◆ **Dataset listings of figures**
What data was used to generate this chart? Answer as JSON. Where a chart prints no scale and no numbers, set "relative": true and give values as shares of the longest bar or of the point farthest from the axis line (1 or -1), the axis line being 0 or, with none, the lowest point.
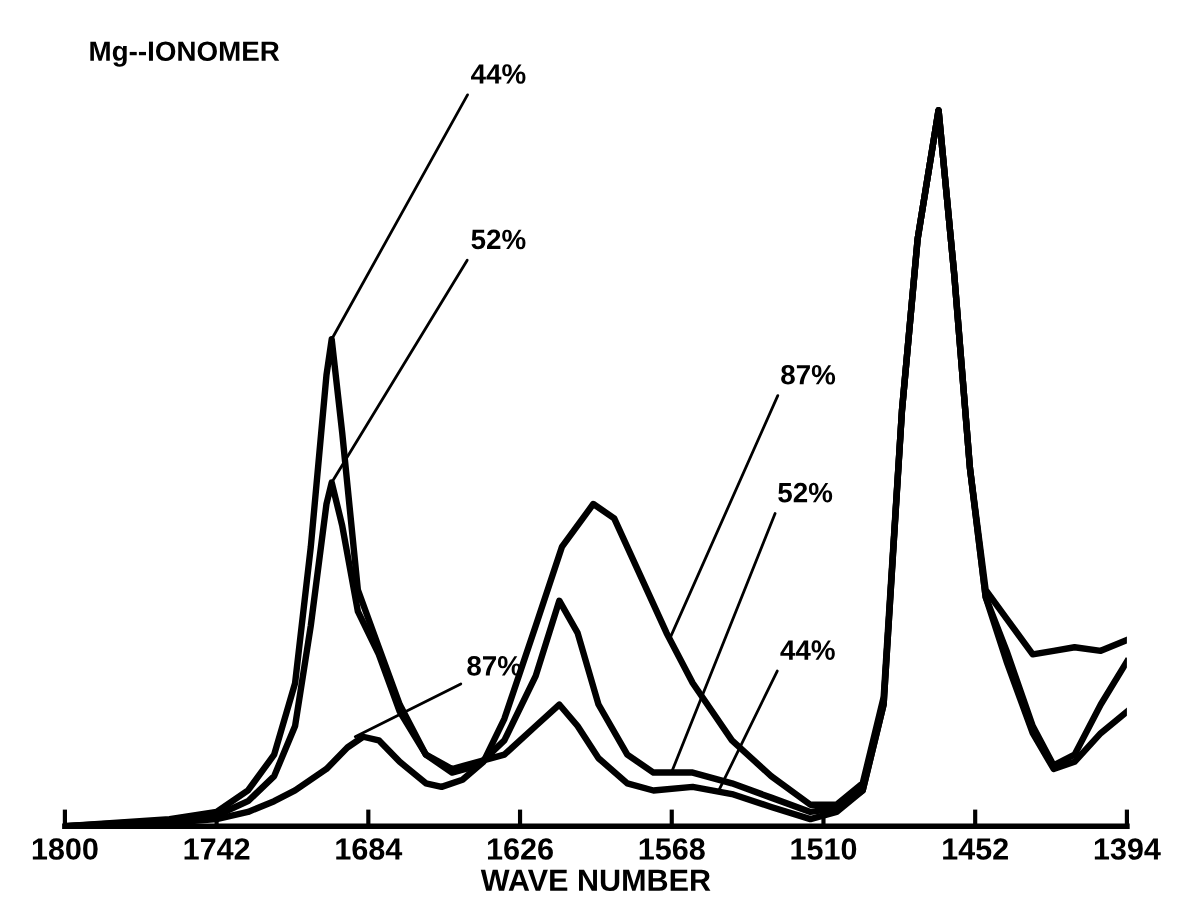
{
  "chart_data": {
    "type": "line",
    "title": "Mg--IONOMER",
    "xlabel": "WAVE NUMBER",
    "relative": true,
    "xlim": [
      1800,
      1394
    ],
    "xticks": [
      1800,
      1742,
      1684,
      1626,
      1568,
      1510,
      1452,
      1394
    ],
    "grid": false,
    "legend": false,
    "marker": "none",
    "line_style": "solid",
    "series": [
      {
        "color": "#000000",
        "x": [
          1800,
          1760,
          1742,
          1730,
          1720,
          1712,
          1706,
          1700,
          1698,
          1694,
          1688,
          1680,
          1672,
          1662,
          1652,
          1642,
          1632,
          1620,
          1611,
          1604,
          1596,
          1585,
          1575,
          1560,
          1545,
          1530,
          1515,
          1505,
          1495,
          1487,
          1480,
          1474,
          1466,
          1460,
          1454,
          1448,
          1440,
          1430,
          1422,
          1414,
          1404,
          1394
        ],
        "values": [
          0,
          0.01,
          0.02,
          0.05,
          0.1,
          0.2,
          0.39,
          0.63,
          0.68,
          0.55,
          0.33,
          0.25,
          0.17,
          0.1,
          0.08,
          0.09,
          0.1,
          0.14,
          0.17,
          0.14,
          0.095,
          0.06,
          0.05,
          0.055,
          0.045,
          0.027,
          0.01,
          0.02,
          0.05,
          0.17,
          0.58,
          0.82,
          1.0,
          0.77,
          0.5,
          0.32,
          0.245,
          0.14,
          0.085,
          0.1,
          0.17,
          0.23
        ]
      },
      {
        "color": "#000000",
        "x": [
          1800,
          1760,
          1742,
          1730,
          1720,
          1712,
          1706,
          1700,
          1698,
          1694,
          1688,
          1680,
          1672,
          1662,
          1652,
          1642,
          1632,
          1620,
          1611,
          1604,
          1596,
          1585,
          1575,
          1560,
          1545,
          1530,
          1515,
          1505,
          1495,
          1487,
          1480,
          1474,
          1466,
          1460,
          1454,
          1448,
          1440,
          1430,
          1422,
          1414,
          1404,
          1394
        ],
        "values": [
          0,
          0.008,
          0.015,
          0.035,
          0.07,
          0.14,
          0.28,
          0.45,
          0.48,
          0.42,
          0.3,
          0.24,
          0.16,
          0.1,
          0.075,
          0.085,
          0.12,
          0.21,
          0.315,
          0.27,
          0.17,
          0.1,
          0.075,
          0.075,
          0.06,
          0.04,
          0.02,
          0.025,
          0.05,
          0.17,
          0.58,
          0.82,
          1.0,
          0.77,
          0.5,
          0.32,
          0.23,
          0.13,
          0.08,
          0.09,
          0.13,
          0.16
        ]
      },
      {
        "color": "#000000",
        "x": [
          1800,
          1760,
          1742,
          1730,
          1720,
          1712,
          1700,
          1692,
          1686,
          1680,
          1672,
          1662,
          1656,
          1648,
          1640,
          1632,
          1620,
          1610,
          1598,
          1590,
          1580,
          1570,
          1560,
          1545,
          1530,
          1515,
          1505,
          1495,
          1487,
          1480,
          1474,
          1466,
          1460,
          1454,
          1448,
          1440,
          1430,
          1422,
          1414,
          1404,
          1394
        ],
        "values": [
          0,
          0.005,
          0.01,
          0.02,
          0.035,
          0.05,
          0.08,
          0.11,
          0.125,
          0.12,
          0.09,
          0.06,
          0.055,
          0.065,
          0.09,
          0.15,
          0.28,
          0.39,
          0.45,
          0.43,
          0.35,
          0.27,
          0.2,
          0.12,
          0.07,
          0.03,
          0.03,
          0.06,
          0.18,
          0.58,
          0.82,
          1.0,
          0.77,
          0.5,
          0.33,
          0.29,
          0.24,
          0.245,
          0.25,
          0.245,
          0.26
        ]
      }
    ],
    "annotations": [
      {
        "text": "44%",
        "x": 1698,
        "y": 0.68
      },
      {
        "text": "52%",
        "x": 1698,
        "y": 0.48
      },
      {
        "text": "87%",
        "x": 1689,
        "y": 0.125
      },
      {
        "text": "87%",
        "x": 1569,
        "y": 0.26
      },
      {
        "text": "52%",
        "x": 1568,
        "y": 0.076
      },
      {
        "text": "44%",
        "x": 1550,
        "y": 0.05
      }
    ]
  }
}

◆ **To be done**
The listing above must be printed again exactly, minus its pictures.

◆ **Result for this exercise**
What data was used to generate this chart? Answer as JSON. Where a chart prints no scale and no numbers, set "relative": true and give values as shares of the longest bar or of the point farthest from the axis line (1 or -1), the axis line being 0 or, with none, the lowest point.
{
  "chart_data": {
    "type": "line",
    "title": "Mg--IONOMER",
    "xlabel": "WAVE NUMBER",
    "relative": true,
    "xlim": [
      1800,
      1394
    ],
    "xticks": [
      1800,
      1742,
      1684,
      1626,
      1568,
      1510,
      1452,
      1394
    ],
    "grid": false,
    "legend": false,
    "marker": "none",
    "line_style": "solid",
    "series": [
      {
        "color": "#000000",
        "x": [
          1800,
          1760,
          1742,
          1730,
          1720,
          1712,
          1706,
          1700,
          1698,
          1694,
          1688,
          1680,
          1672,
          1662,
          1652,
          1642,
          1632,
          1620,
          1611,
          1604,
          1596,
          1585,
          1575,
          1560,
          1545,
          1530,
          1515,
          1505,
          1495,
          1487,
          1480,
          1474,
          1466,
          1460,
          1454,
          1448,
          1440,
          1430,
          1422,
          1414,
          1404,
          1394
        ],
        "values": [
          0,
          0.01,
          0.02,
          0.05,
          0.1,
          0.2,
          0.39,
          0.63,
          0.68,
          0.55,
          0.33,
          0.25,
          0.17,
          0.1,
          0.08,
          0.09,
          0.1,
          0.14,
          0.17,
          0.14,
          0.095,
          0.06,
          0.05,
          0.055,
          0.045,
          0.027,
          0.01,
          0.02,
          0.05,
          0.17,
          0.58,
          0.82,
          1.0,
          0.77,
          0.5,
          0.32,
          0.245,
          0.14,
          0.085,
          0.1,
          0.17,
          0.23
        ]
      },
      {
        "color": "#000000",
        "x": [
          1800,
          1760,
          1742,
          1730,
          1720,
          1712,
          1706,
          1700,
          1698,
          1694,
          1688,
          1680,
          1672,
          1662,
          1652,
          1642,
          1632,
          1620,
          1611,
          1604,
          1596,
          1585,
          1575,
          1560,
          1545,
          1530,
          1515,
          1505,
          1495,
          1487,
          1480,
          1474,
          1466,
          1460,
          1454,
          1448,
          1440,
          1430,
          1422,
          1414,
          1404,
          1394
        ],
        "values": [
          0,
          0.008,
          0.015,
          0.035,
          0.07,
          0.14,
          0.28,
          0.45,
          0.48,
          0.42,
          0.3,
          0.24,
          0.16,
          0.1,
          0.075,
          0.085,
          0.12,
          0.21,
          0.315,
          0.27,
          0.17,
          0.1,
          0.075,
          0.075,
          0.06,
          0.04,
          0.02,
          0.025,
          0.05,
          0.17,
          0.58,
          0.82,
          1.0,
          0.77,
          0.5,
          0.32,
          0.23,
          0.13,
          0.08,
          0.09,
          0.13,
          0.16
        ]
      },
      {
        "color": "#000000",
        "x": [
          1800,
          1760,
          1742,
          1730,
          1720,
          1712,
          1700,
          1692,
          1686,
          1680,
          1672,
          1662,
          1656,
          1648,
          1640,
          1632,
          1620,
          1610,
          1598,
          1590,
          1580,
          1570,
          1560,
          1545,
          1530,
          1515,
          1505,
          1495,
          1487,
          1480,
          1474,
          1466,
          1460,
          1454,
          1448,
          1440,
          1430,
          1422,
          1414,
          1404,
          1394
        ],
        "values": [
          0,
          0.005,
          0.01,
          0.02,
          0.035,
          0.05,
          0.08,
          0.11,
          0.125,
          0.12,
          0.09,
          0.06,
          0.055,
          0.065,
          0.09,
          0.15,
          0.28,
          0.39,
          0.45,
          0.43,
          0.35,
          0.27,
          0.2,
          0.12,
          0.07,
          0.03,
          0.03,
          0.06,
          0.18,
          0.58,
          0.82,
          1.0,
          0.77,
          0.5,
          0.33,
          0.29,
          0.24,
          0.245,
          0.25,
          0.245,
          0.26
        ]
      }
    ],
    "annotations": [
      {
        "text": "44%",
        "x": 1698,
        "y": 0.68
      },
      {
        "text": "52%",
        "x": 1698,
        "y": 0.48
      },
      {
        "text": "87%",
        "x": 1689,
        "y": 0.125
      },
      {
        "text": "87%",
        "x": 1569,
        "y": 0.26
      },
      {
        "text": "52%",
        "x": 1568,
        "y": 0.076
      },
      {
        "text": "44%",
        "x": 1550,
        "y": 0.05
      }
    ]
  }
}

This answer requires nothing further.